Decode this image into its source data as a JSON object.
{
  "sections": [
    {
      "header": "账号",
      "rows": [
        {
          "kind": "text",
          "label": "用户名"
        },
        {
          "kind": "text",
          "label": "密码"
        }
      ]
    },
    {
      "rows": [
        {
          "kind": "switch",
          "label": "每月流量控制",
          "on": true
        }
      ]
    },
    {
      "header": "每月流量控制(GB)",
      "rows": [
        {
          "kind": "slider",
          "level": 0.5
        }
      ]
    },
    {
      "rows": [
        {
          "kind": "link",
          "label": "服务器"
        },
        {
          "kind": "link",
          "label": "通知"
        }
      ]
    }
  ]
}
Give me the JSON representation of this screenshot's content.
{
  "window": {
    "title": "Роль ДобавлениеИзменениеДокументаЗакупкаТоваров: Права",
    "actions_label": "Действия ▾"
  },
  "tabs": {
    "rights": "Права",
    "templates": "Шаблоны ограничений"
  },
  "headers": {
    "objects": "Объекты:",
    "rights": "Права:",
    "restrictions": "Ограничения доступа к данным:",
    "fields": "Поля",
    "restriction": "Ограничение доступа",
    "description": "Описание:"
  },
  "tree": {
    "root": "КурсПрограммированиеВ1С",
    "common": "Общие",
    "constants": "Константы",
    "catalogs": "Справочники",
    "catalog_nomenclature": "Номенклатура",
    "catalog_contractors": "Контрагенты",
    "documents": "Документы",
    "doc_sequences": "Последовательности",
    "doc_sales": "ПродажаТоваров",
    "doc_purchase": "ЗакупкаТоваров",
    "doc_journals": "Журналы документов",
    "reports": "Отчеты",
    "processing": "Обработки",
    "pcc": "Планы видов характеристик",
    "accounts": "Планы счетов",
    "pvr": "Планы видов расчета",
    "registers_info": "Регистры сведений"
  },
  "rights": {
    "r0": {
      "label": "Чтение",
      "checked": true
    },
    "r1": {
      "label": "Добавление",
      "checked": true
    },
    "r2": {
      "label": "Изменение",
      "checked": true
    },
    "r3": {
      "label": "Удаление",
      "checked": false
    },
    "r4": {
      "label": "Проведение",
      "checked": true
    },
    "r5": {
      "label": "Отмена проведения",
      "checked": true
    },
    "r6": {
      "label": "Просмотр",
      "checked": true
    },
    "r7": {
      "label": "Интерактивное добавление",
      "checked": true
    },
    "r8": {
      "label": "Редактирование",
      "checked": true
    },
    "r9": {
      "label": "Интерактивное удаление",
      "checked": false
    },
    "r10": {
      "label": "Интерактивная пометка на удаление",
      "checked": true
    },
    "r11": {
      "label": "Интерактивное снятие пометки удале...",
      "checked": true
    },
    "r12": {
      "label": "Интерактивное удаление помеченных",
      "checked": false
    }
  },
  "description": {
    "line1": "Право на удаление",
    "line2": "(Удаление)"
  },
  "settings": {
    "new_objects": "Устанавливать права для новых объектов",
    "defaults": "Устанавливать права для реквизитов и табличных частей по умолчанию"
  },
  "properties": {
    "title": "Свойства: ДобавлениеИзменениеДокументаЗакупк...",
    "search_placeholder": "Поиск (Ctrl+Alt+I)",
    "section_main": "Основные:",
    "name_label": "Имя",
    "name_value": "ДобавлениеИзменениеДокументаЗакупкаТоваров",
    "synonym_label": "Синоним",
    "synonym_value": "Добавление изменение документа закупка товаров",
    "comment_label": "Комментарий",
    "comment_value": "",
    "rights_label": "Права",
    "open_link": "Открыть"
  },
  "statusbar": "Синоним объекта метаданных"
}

----------------------------------------

WRITTEN EXERCISE
Find all the lines containing "Синоним" in the material, then copy them.

RESPONSE TO THIS EXERCISE
    "synonym_label": "Синоним",
  "statusbar": "Синоним объекта метаданных"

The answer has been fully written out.